WHAT IS REQUIRED: Pull out every line of the material that contains the string "科学计算器", matching case exactly.

GIVEN DATA:
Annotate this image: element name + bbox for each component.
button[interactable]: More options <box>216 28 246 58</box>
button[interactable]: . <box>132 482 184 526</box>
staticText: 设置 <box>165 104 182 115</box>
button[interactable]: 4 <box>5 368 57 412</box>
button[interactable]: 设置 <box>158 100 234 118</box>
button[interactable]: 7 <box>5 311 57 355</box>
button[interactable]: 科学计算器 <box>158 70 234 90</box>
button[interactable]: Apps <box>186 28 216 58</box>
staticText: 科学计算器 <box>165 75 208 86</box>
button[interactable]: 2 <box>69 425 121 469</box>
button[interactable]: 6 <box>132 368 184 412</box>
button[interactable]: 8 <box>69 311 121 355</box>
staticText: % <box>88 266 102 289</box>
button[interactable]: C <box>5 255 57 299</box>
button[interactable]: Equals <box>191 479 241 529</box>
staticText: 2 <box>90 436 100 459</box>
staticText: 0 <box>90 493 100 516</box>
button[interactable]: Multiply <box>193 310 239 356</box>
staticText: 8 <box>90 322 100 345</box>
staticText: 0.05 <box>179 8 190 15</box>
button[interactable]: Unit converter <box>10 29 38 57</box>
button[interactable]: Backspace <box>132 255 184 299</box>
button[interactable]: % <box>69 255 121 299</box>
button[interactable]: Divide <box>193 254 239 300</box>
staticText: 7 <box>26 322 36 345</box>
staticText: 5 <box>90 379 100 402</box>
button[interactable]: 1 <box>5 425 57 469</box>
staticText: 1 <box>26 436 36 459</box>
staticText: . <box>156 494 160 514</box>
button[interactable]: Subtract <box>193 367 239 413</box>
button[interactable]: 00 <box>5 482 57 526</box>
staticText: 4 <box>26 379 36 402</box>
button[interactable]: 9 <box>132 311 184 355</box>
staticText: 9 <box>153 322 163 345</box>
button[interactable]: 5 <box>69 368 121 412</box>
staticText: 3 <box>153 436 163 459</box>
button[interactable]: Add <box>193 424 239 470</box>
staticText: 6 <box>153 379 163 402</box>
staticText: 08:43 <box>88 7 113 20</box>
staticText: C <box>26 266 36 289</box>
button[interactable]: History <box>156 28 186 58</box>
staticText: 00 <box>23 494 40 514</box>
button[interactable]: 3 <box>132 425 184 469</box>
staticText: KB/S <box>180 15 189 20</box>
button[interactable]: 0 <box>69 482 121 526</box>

WRITTEN RESPONSE:
button[interactable]: 科学计算器 <box>158 70 234 90</box>
staticText: 科学计算器 <box>165 75 208 86</box>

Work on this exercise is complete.